- _Exercise instructions_:
Render the listing below as a JSON array of strings, one string per line, skipping blank lines and leaving out any picture.

━━ Data excerpts

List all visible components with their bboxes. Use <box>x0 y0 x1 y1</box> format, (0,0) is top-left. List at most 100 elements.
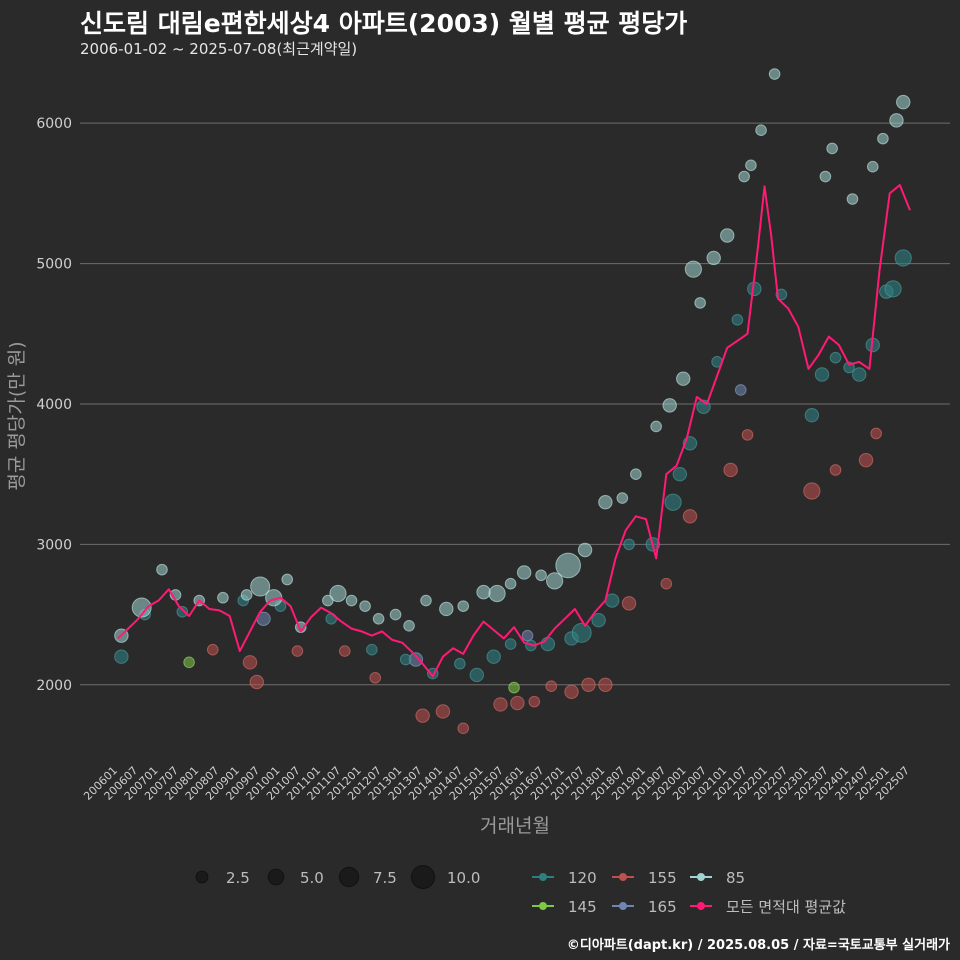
scatter-point <box>894 249 912 267</box>
scatter-point <box>814 367 830 382</box>
y-tick-label: 6000 <box>36 116 72 132</box>
scatter-point <box>504 577 517 590</box>
scatter-point <box>176 605 189 618</box>
scatter-point <box>528 695 541 708</box>
scatter-point <box>240 589 253 601</box>
scatter-point <box>217 591 229 604</box>
scatter-point <box>829 351 842 364</box>
legend-label: 120 <box>568 869 597 887</box>
scatter-point <box>829 464 842 476</box>
chart-subtitle: 2006-01-02 ~ 2025-07-08(최근계약일) <box>80 40 358 58</box>
legend-label: 85 <box>726 869 745 887</box>
legend-swatch-dot <box>619 902 627 910</box>
legend-swatch-dot <box>697 873 705 881</box>
legend-label: 155 <box>648 869 677 887</box>
scatter-point <box>493 697 508 712</box>
y-tick-label: 4000 <box>36 397 72 413</box>
scatter-point <box>156 563 168 576</box>
scatter-point <box>852 367 867 382</box>
x-axis-label: 거래년월 <box>480 815 550 837</box>
scatter-point <box>858 452 874 468</box>
scatter-point <box>866 160 879 173</box>
scatter-point <box>896 94 911 110</box>
scatter-point <box>545 680 558 692</box>
scatter-point <box>877 132 889 145</box>
scatter-point <box>521 629 534 642</box>
gridlines <box>80 122 950 686</box>
scatter-point <box>476 584 491 600</box>
y-ticks: 2000 3000 4000 5000 6000 <box>36 116 72 694</box>
size-legend-label: 7.5 <box>373 869 397 887</box>
scatter-point <box>345 594 358 607</box>
scatter-point <box>372 612 385 625</box>
scatter-point <box>676 371 691 386</box>
scatter-point <box>870 427 882 440</box>
scatter-point <box>439 601 454 617</box>
scatter-point <box>571 622 592 643</box>
scatter-point <box>486 649 501 664</box>
scatter-point <box>591 612 606 628</box>
scatter-point <box>435 704 451 719</box>
legend-swatch-dot <box>697 902 705 910</box>
scatter-point <box>415 708 430 723</box>
scatter-point <box>469 667 484 683</box>
legend-swatch-dot <box>539 902 547 910</box>
scatter-point <box>454 657 466 670</box>
scatter-point <box>510 695 525 711</box>
chart-title: 신도림 대림e편한세상4 아파트(2003) 월별 평균 평당가 <box>80 9 688 38</box>
scatter-point <box>672 466 688 482</box>
legend-swatch-dot <box>539 873 547 881</box>
y-axis-label: 평균 평당가(만 원) <box>6 341 28 490</box>
scatter-point <box>598 677 613 692</box>
scatter-point <box>706 250 721 266</box>
scatter-point <box>131 597 152 618</box>
scatter-point <box>621 596 637 611</box>
size-legend-label: 5.0 <box>300 869 324 887</box>
scatter-point <box>420 594 432 607</box>
scatter-point <box>535 569 547 582</box>
scatter-point <box>720 228 735 243</box>
scatter-point <box>504 638 517 650</box>
scatter-point <box>329 584 347 603</box>
scatter-point <box>516 565 532 580</box>
scatter-point <box>803 482 821 500</box>
scatter-point <box>249 674 264 690</box>
scatter-point <box>804 408 820 423</box>
scatter-point <box>488 584 506 603</box>
y-tick-label: 5000 <box>36 257 72 273</box>
legend-swatch-dot <box>619 873 627 881</box>
scatter-point <box>623 538 635 551</box>
scatter-point <box>662 398 677 413</box>
scatter-point <box>366 643 378 656</box>
scatter-point <box>819 170 832 183</box>
size-legend-dot <box>195 870 209 884</box>
scatter-point <box>768 68 781 80</box>
scatter-point <box>616 492 629 504</box>
scatter-point <box>682 509 698 524</box>
scatter-point <box>650 420 662 433</box>
scatter-point <box>555 552 581 579</box>
scatter-point <box>741 429 754 441</box>
legend-label: 165 <box>648 898 677 916</box>
scatter-point <box>889 113 904 128</box>
scatter-point <box>183 656 195 669</box>
size-legend-dot <box>411 865 435 889</box>
source-caption: ©디아파트(dapt.kr) / 2025.08.05 / 자료=국토교통부 실… <box>566 938 950 953</box>
scatter-point <box>281 573 294 586</box>
scatter-point <box>694 297 706 309</box>
scatter-points <box>114 68 912 735</box>
average-line <box>117 184 911 678</box>
scatter-point <box>114 649 129 664</box>
scatter-point <box>723 462 738 478</box>
scatter-point <box>660 577 673 590</box>
scatter-point <box>206 643 219 656</box>
scatter-point <box>630 468 642 480</box>
size-legend-label: 2.5 <box>226 869 250 887</box>
scatter-point <box>242 655 258 670</box>
scatter-point <box>731 313 744 326</box>
size-legend: 2.5 5.0 7.5 10.0 <box>195 865 480 889</box>
size-legend-dot <box>338 866 360 888</box>
scatter-point <box>399 653 412 666</box>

━━━━

- _Solution to this exercise_:
[
  "List all visible components with their bboxes. Use <box>x0 y0 x1 y1</box> format, (0,0) is top-left. List at most 100 elements.",
  "scatter-point <box>894 249 912 267</box>",
  "scatter-point <box>814 367 830 382</box>",
  "y-tick-label: 6000 <box>36 116 72 132</box>",
  "scatter-point <box>504 577 517 590</box>",
  "scatter-point <box>176 605 189 618</box>",
  "scatter-point <box>528 695 541 708</box>",
  "scatter-point <box>240 589 253 601</box>",
  "scatter-point <box>217 591 229 604</box>",
  "scatter-point <box>829 351 842 364</box>",
  "legend-label: 120 <box>568 869 597 887</box>",
  "scatter-point <box>829 464 842 476</box>",
  "chart-subtitle: 2006-01-02 ~ 2025-07-08(최근계약일) <box>80 40 358 58</box>",
  "legend-label: 85 <box>726 869 745 887</box>",
  "legend-swatch-dot <box>619 902 627 910</box>",
  "legend-swatch-dot <box>697 873 705 881</box>",
  "legend-label: 155 <box>648 869 677 887</box>",
  "scatter-point <box>493 697 508 712</box>",
  "y-tick-label: 4000 <box>36 397 72 413</box>",
  "scatter-point <box>156 563 168 576</box>",
  "scatter-point <box>852 367 867 382</box>",
  "x-axis-label: 거래년월 <box>480 815 550 837</box>",
  "scatter-point <box>858 452 874 468</box>",
  "scatter-point <box>866 160 879 173</box>",
  "scatter-point <box>896 94 911 110</box>",
  "scatter-point <box>545 680 558 692</box>",
  "scatter-point <box>877 132 889 145</box>",
  "scatter-point <box>521 629 534 642</box>",
  "gridlines <box>80 122 950 686</box>",
  "scatter-point <box>476 584 491 600</box>",
  "y-ticks: 2000 3000 4000 5000 6000 <box>36 116 72 694</box>",
  "size-legend-label: 7.5 <box>373 869 397 887</box>",
  "scatter-point <box>345 594 358 607</box>",
  "scatter-point <box>372 612 385 625</box>",
  "scatter-point <box>676 371 691 386</box>",
  "scatter-point <box>870 427 882 440</box>",
  "scatter-point <box>439 601 454 617</box>",
  "scatter-point <box>571 622 592 643</box>",
  "scatter-point <box>486 649 501 664</box>",
  "scatter-point <box>591 612 606 628</box>",
  "scatter-point <box>435 704 451 719</box>",
  "legend-swatch-dot <box>697 902 705 910</box>",
  "scatter-point <box>415 708 430 723</box>",
  "scatter-point <box>469 667 484 683</box>",
  "legend-swatch-dot <box>539 902 547 910</box>",
  "scatter-point <box>454 657 466 670</box>",
  "scatter-point <box>510 695 525 711</box>",
  "chart-title: 신도림 대림e편한세상4 아파트(2003) 월별 평균 평당가 <box>80 9 688 38</box>",
  "scatter-point <box>672 466 688 482</box>",
  "legend-swatch-dot <box>539 873 547 881</box>",
  "y-axis-label: 평균 평당가(만 원) <box>6 341 28 490</box>",
  "scatter-point <box>598 677 613 692</box>",
  "scatter-point <box>706 250 721 266</box>",
  "scatter-point <box>131 597 152 618</box>",
  "scatter-point <box>621 596 637 611</box>",
  "size-legend-label: 5.0 <box>300 869 324 887</box>",
  "scatter-point <box>420 594 432 607</box>",
  "scatter-point <box>535 569 547 582</box>",
  "scatter-point <box>720 228 735 243</box>",
  "scatter-point <box>504 638 517 650</box>",
  "scatter-point <box>329 584 347 603</box>",
  "scatter-point <box>516 565 532 580</box>",
  "scatter-point <box>803 482 821 500</box>",
  "scatter-point <box>249 674 264 690</box>",
  "scatter-point <box>804 408 820 423</box>",
  "scatter-point <box>488 584 506 603</box>",
  "y-tick-label: 5000 <box>36 257 72 273</box>",
  "legend-swatch-dot <box>619 873 627 881</box>",
  "scatter-point <box>623 538 635 551</box>",
  "scatter-point <box>662 398 677 413</box>",
  "scatter-point <box>366 643 378 656</box>",
  "scatter-point <box>819 170 832 183</box>",
  "size-legend-dot <box>195 870 209 884</box>",
  "scatter-point <box>768 68 781 80</box>",
  "scatter-point <box>616 492 629 504</box>",
  "scatter-point <box>682 509 698 524</box>",
  "scatter-point <box>650 420 662 433</box>",
  "scatter-point <box>555 552 581 579</box>",
  "scatter-point <box>741 429 754 441</box>",
  "legend-label: 165 <box>648 898 677 916</box>",
  "scatter-point <box>889 113 904 128</box>",
  "scatter-point <box>183 656 195 669</box>",
  "size-legend-dot <box>411 865 435 889</box>",
  "source-caption: ©디아파트(dapt.kr) / 2025.08.05 / 자료=국토교통부 실… <box>566 938 950 953</box>",
  "scatter-point <box>281 573 294 586</box>",
  "scatter-point <box>694 297 706 309</box>",
  "scatter-points <box>114 68 912 735</box>",
  "average-line <box>117 184 911 678</box>",
  "scatter-point <box>114 649 129 664</box>",
  "scatter-point <box>723 462 738 478</box>",
  "scatter-point <box>660 577 673 590</box>",
  "scatter-point <box>206 643 219 656</box>",
  "scatter-point <box>630 468 642 480</box>",
  "size-legend-label: 2.5 <box>226 869 250 887</box>",
  "scatter-point <box>242 655 258 670</box>",
  "scatter-point <box>731 313 744 326</box>",
  "size-legend: 2.5 5.0 7.5 10.0 <box>195 865 480 889</box>",
  "size-legend-dot <box>338 866 360 888</box>",
  "scatter-point <box>399 653 412 666</box>"
]